The task -
Retype each entry below, keeping every character the same.

Collection entries

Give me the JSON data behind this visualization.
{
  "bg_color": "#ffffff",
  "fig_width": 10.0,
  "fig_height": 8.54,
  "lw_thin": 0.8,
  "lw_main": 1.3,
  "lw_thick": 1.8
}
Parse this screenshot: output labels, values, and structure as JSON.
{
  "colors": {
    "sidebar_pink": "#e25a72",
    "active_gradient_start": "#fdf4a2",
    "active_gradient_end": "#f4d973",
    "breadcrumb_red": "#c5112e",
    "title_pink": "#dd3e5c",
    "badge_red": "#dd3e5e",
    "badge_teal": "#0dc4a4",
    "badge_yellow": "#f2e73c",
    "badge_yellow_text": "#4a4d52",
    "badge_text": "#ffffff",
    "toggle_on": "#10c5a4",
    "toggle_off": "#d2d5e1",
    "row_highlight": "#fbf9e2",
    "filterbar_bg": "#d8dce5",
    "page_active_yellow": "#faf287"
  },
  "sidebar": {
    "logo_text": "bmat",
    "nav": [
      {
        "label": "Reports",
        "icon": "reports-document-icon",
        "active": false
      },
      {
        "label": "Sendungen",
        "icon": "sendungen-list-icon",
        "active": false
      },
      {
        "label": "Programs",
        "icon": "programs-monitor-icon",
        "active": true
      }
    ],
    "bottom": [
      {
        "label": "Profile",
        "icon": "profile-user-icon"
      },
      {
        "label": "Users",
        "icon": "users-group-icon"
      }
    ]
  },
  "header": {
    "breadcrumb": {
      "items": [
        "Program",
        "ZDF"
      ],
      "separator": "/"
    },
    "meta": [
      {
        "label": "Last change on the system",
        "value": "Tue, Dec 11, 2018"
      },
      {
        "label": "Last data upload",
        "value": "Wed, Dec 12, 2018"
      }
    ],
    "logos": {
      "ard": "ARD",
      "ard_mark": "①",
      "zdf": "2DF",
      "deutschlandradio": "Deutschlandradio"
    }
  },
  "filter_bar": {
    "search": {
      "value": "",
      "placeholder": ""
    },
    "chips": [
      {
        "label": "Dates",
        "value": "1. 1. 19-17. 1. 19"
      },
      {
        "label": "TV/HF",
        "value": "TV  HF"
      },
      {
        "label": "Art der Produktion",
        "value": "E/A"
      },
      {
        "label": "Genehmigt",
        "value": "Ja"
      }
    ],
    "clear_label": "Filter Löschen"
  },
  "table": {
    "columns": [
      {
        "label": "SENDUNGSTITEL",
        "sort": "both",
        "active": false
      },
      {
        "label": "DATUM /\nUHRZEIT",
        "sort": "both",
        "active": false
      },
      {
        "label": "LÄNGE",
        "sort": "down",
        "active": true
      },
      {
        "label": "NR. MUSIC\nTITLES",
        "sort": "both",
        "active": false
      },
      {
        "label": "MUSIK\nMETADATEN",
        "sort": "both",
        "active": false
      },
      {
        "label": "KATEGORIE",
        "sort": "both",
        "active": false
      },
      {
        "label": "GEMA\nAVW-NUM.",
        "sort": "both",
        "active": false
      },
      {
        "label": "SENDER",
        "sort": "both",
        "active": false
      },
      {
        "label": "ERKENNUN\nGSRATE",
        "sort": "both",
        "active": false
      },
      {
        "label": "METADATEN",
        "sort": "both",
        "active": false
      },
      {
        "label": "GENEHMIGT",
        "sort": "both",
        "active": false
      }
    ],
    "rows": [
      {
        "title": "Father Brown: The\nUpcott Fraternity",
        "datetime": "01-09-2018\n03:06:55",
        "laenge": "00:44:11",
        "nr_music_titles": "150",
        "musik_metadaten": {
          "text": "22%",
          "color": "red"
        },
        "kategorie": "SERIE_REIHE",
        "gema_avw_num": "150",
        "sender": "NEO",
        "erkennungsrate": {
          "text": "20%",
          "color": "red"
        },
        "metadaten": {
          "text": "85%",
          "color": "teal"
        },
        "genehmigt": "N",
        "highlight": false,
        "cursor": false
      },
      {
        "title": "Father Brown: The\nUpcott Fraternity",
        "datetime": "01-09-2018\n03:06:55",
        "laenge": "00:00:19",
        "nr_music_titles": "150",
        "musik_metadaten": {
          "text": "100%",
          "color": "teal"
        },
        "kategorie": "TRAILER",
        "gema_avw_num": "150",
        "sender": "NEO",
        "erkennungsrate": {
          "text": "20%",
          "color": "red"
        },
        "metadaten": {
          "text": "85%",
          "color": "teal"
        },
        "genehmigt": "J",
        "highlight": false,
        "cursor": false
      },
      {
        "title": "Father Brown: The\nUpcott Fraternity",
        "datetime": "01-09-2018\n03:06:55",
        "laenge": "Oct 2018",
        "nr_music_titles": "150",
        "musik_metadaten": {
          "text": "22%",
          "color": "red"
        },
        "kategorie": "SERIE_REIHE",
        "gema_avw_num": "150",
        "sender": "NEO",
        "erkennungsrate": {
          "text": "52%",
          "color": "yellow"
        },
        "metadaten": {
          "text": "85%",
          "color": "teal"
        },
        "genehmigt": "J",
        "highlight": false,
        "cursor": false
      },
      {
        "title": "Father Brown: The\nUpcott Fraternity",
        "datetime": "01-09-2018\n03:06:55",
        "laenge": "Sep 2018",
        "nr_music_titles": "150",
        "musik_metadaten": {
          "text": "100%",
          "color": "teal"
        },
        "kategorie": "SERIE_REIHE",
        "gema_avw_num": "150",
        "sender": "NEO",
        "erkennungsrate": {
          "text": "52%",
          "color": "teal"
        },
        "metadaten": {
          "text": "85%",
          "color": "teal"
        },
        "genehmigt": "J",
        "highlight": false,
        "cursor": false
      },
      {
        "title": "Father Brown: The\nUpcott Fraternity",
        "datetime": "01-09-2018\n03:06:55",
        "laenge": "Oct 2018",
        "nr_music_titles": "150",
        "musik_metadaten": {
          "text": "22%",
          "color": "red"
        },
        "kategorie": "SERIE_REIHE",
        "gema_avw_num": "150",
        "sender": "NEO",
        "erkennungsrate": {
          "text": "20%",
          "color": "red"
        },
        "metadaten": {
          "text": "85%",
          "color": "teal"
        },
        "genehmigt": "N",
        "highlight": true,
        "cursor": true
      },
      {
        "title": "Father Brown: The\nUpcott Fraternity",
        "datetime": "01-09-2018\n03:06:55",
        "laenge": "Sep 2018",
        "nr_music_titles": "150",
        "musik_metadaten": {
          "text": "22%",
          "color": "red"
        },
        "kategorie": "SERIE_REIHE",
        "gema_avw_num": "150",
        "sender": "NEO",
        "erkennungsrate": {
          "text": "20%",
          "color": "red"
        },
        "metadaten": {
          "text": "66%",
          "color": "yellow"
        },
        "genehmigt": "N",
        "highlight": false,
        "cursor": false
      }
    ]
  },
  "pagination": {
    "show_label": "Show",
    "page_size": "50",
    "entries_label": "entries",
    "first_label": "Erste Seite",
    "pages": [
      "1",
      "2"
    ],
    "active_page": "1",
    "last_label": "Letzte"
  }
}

Final answer -
Give me the JSON data behind this visualization.
{
  "bg_color": "#ffffff",
  "fig_width": 10.0,
  "fig_height": 8.54,
  "lw_thin": 0.8,
  "lw_main": 1.3,
  "lw_thick": 1.8
}
Parse this screenshot: output labels, values, and structure as JSON.
{
  "colors": {
    "sidebar_pink": "#e25a72",
    "active_gradient_start": "#fdf4a2",
    "active_gradient_end": "#f4d973",
    "breadcrumb_red": "#c5112e",
    "title_pink": "#dd3e5c",
    "badge_red": "#dd3e5e",
    "badge_teal": "#0dc4a4",
    "badge_yellow": "#f2e73c",
    "badge_yellow_text": "#4a4d52",
    "badge_text": "#ffffff",
    "toggle_on": "#10c5a4",
    "toggle_off": "#d2d5e1",
    "row_highlight": "#fbf9e2",
    "filterbar_bg": "#d8dce5",
    "page_active_yellow": "#faf287"
  },
  "sidebar": {
    "logo_text": "bmat",
    "nav": [
      {
        "label": "Reports",
        "icon": "reports-document-icon",
        "active": false
      },
      {
        "label": "Sendungen",
        "icon": "sendungen-list-icon",
        "active": false
      },
      {
        "label": "Programs",
        "icon": "programs-monitor-icon",
        "active": true
      }
    ],
    "bottom": [
      {
        "label": "Profile",
        "icon": "profile-user-icon"
      },
      {
        "label": "Users",
        "icon": "users-group-icon"
      }
    ]
  },
  "header": {
    "breadcrumb": {
      "items": [
        "Program",
        "ZDF"
      ],
      "separator": "/"
    },
    "meta": [
      {
        "label": "Last change on the system",
        "value": "Tue, Dec 11, 2018"
      },
      {
        "label": "Last data upload",
        "value": "Wed, Dec 12, 2018"
      }
    ],
    "logos": {
      "ard": "ARD",
      "ard_mark": "①",
      "zdf": "2DF",
      "deutschlandradio": "Deutschlandradio"
    }
  },
  "filter_bar": {
    "search": {
      "value": "",
      "placeholder": ""
    },
    "chips": [
      {
        "label": "Dates",
        "value": "1. 1. 19-17. 1. 19"
      },
      {
        "label": "TV/HF",
        "value": "TV  HF"
      },
      {
        "label": "Art der Produktion",
        "value": "E/A"
      },
      {
        "label": "Genehmigt",
        "value": "Ja"
      }
    ],
    "clear_label": "Filter Löschen"
  },
  "table": {
    "columns": [
      {
        "label": "SENDUNGSTITEL",
        "sort": "both",
        "active": false
      },
      {
        "label": "DATUM /\nUHRZEIT",
        "sort": "both",
        "active": false
      },
      {
        "label": "LÄNGE",
        "sort": "down",
        "active": true
      },
      {
        "label": "NR. MUSIC\nTITLES",
        "sort": "both",
        "active": false
      },
      {
        "label": "MUSIK\nMETADATEN",
        "sort": "both",
        "active": false
      },
      {
        "label": "KATEGORIE",
        "sort": "both",
        "active": false
      },
      {
        "label": "GEMA\nAVW-NUM.",
        "sort": "both",
        "active": false
      },
      {
        "label": "SENDER",
        "sort": "both",
        "active": false
      },
      {
        "label": "ERKENNUN\nGSRATE",
        "sort": "both",
        "active": false
      },
      {
        "label": "METADATEN",
        "sort": "both",
        "active": false
      },
      {
        "label": "GENEHMIGT",
        "sort": "both",
        "active": false
      }
    ],
    "rows": [
      {
        "title": "Father Brown: The\nUpcott Fraternity",
        "datetime": "01-09-2018\n03:06:55",
        "laenge": "00:44:11",
        "nr_music_titles": "150",
        "musik_metadaten": {
          "text": "22%",
          "color": "red"
        },
        "kategorie": "SERIE_REIHE",
        "gema_avw_num": "150",
        "sender": "NEO",
        "erkennungsrate": {
          "text": "20%",
          "color": "red"
        },
        "metadaten": {
          "text": "85%",
          "color": "teal"
        },
        "genehmigt": "N",
        "highlight": false,
        "cursor": false
      },
      {
        "title": "Father Brown: The\nUpcott Fraternity",
        "datetime": "01-09-2018\n03:06:55",
        "laenge": "00:00:19",
        "nr_music_titles": "150",
        "musik_metadaten": {
          "text": "100%",
          "color": "teal"
        },
        "kategorie": "TRAILER",
        "gema_avw_num": "150",
        "sender": "NEO",
        "erkennungsrate": {
          "text": "20%",
          "color": "red"
        },
        "metadaten": {
          "text": "85%",
          "color": "teal"
        },
        "genehmigt": "J",
        "highlight": false,
        "cursor": false
      },
      {
        "title": "Father Brown: The\nUpcott Fraternity",
        "datetime": "01-09-2018\n03:06:55",
        "laenge": "Oct 2018",
        "nr_music_titles": "150",
        "musik_metadaten": {
          "text": "22%",
          "color": "red"
        },
        "kategorie": "SERIE_REIHE",
        "gema_avw_num": "150",
        "sender": "NEO",
        "erkennungsrate": {
          "text": "52%",
          "color": "yellow"
        },
        "metadaten": {
          "text": "85%",
          "color": "teal"
        },
        "genehmigt": "J",
        "highlight": false,
        "cursor": false
      },
      {
        "title": "Father Brown: The\nUpcott Fraternity",
        "datetime": "01-09-2018\n03:06:55",
        "laenge": "Sep 2018",
        "nr_music_titles": "150",
        "musik_metadaten": {
          "text": "100%",
          "color": "teal"
        },
        "kategorie": "SERIE_REIHE",
        "gema_avw_num": "150",
        "sender": "NEO",
        "erkennungsrate": {
          "text": "52%",
          "color": "teal"
        },
        "metadaten": {
          "text": "85%",
          "color": "teal"
        },
        "genehmigt": "J",
        "highlight": false,
        "cursor": false
      },
      {
        "title": "Father Brown: The\nUpcott Fraternity",
        "datetime": "01-09-2018\n03:06:55",
        "laenge": "Oct 2018",
        "nr_music_titles": "150",
        "musik_metadaten": {
          "text": "22%",
          "color": "red"
        },
        "kategorie": "SERIE_REIHE",
        "gema_avw_num": "150",
        "sender": "NEO",
        "erkennungsrate": {
          "text": "20%",
          "color": "red"
        },
        "metadaten": {
          "text": "85%",
          "color": "teal"
        },
        "genehmigt": "N",
        "highlight": true,
        "cursor": true
      },
      {
        "title": "Father Brown: The\nUpcott Fraternity",
        "datetime": "01-09-2018\n03:06:55",
        "laenge": "Sep 2018",
        "nr_music_titles": "150",
        "musik_metadaten": {
          "text": "22%",
          "color": "red"
        },
        "kategorie": "SERIE_REIHE",
        "gema_avw_num": "150",
        "sender": "NEO",
        "erkennungsrate": {
          "text": "20%",
          "color": "red"
        },
        "metadaten": {
          "text": "66%",
          "color": "yellow"
        },
        "genehmigt": "N",
        "highlight": false,
        "cursor": false
      }
    ]
  },
  "pagination": {
    "show_label": "Show",
    "page_size": "50",
    "entries_label": "entries",
    "first_label": "Erste Seite",
    "pages": [
      "1",
      "2"
    ],
    "active_page": "1",
    "last_label": "Letzte"
  }
}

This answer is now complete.